** BEGIN Dataset rows **
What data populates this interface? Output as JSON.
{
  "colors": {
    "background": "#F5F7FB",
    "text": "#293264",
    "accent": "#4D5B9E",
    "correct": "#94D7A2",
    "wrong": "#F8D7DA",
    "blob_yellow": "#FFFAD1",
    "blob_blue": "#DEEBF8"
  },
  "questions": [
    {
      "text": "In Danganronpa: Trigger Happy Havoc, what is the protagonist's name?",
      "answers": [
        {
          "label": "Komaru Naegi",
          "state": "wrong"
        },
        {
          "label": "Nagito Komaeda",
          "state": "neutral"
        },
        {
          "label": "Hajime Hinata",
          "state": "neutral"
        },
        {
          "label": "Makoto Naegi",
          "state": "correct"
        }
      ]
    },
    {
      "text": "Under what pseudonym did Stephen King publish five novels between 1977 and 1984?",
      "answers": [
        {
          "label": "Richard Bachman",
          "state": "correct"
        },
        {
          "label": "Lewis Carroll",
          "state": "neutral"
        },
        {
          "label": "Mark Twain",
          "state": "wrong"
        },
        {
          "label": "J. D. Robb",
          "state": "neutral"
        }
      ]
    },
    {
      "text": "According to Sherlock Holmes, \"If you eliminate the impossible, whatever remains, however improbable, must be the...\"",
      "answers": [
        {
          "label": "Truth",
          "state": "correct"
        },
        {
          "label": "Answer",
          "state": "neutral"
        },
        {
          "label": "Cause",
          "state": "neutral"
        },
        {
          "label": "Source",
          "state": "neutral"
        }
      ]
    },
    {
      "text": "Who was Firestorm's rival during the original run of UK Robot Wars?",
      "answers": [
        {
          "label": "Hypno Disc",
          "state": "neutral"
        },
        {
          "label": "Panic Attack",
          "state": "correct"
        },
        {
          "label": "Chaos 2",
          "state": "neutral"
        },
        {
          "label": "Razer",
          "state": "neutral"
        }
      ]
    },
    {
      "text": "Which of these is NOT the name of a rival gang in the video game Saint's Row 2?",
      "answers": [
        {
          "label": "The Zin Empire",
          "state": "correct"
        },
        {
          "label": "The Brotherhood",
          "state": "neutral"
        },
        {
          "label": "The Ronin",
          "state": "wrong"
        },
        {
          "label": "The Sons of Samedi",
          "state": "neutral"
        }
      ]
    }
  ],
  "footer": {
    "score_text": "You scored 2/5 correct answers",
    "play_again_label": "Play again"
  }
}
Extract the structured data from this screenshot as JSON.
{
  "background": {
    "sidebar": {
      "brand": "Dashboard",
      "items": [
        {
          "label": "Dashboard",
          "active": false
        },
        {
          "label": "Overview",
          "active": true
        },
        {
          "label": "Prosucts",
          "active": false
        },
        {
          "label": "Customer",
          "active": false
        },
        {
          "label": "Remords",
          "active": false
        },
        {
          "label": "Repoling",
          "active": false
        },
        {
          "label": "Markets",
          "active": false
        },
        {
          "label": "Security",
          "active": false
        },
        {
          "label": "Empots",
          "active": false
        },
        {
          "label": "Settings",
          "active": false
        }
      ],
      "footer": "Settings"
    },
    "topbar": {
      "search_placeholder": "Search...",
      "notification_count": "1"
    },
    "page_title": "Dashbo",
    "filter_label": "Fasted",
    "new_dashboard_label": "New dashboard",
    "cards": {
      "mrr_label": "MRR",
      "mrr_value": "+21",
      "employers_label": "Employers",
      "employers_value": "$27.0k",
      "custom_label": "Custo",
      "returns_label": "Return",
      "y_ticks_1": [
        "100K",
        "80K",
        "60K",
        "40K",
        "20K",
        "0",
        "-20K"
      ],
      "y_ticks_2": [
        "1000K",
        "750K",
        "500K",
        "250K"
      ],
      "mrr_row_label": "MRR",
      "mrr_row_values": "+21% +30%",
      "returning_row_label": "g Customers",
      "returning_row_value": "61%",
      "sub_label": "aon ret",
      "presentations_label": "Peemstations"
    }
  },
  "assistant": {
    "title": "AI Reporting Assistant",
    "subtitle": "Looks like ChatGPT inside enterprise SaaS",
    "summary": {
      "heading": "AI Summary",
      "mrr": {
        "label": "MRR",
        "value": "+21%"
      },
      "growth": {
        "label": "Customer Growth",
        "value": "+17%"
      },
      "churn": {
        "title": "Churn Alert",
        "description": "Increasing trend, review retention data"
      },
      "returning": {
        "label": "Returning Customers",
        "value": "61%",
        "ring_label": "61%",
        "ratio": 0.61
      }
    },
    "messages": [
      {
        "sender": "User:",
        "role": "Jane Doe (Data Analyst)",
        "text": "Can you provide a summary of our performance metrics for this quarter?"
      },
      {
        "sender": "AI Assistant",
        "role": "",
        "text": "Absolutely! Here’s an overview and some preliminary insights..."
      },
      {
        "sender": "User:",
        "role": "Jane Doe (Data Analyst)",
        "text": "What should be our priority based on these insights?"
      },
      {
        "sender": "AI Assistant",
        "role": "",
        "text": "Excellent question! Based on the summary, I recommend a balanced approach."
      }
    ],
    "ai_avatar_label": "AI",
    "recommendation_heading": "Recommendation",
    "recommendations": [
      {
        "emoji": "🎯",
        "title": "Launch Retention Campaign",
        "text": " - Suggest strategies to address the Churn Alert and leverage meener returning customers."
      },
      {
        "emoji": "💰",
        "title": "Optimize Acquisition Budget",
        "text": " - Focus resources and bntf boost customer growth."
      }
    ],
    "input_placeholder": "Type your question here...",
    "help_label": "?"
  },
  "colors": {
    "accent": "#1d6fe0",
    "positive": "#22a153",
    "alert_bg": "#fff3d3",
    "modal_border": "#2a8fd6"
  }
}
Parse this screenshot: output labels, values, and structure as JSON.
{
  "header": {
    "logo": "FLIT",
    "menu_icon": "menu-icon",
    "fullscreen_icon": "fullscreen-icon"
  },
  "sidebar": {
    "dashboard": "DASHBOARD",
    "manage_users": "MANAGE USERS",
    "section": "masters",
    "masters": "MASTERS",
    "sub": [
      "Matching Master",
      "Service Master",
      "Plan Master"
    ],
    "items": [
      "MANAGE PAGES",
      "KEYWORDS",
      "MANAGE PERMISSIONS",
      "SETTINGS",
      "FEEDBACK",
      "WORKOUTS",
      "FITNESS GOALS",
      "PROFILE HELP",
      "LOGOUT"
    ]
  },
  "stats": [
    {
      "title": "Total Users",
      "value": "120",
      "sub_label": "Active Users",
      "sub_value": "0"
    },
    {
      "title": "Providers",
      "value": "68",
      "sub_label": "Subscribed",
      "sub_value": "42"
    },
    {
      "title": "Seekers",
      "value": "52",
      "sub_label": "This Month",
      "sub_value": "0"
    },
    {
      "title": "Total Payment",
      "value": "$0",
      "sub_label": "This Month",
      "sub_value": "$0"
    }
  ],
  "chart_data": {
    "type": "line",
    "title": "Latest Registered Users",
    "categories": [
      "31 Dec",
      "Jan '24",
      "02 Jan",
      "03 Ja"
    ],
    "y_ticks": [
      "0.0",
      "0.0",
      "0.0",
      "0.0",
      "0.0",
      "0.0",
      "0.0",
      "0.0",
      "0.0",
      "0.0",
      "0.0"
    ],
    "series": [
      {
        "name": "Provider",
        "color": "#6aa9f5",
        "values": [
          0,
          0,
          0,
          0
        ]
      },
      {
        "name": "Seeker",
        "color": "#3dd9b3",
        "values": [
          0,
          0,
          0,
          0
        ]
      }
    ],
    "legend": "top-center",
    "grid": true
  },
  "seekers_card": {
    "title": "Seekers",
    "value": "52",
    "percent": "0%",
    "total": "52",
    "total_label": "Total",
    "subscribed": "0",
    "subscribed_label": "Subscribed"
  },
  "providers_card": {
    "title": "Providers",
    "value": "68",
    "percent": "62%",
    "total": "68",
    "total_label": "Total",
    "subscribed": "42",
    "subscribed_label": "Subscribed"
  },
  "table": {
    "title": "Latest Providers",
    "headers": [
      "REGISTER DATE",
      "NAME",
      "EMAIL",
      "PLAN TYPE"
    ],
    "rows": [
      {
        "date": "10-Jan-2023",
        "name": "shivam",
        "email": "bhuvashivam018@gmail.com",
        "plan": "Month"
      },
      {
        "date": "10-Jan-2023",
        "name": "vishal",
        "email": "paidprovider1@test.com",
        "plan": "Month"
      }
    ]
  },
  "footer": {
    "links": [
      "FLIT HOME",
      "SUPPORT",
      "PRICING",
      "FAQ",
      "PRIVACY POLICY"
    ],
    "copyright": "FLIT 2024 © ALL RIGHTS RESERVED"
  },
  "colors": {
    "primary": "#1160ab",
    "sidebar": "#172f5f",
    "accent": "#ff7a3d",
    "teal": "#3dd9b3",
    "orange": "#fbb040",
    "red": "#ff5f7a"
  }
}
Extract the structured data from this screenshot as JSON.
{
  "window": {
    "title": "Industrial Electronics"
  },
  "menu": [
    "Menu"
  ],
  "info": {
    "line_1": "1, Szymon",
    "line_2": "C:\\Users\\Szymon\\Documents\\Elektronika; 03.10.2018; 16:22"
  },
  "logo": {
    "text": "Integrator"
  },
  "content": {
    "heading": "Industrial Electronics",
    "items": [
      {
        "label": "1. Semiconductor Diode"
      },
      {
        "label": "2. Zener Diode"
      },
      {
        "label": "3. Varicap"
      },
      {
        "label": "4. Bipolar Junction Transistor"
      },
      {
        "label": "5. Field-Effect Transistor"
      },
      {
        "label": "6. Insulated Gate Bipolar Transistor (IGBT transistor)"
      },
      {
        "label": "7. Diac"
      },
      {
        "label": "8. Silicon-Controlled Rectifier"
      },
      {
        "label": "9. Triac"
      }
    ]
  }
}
** END Dataset rows **
**Exercise aim:** Find the lines of the material that hold the word "Naegi" and report their count alone.

**Result for this exercise:** 2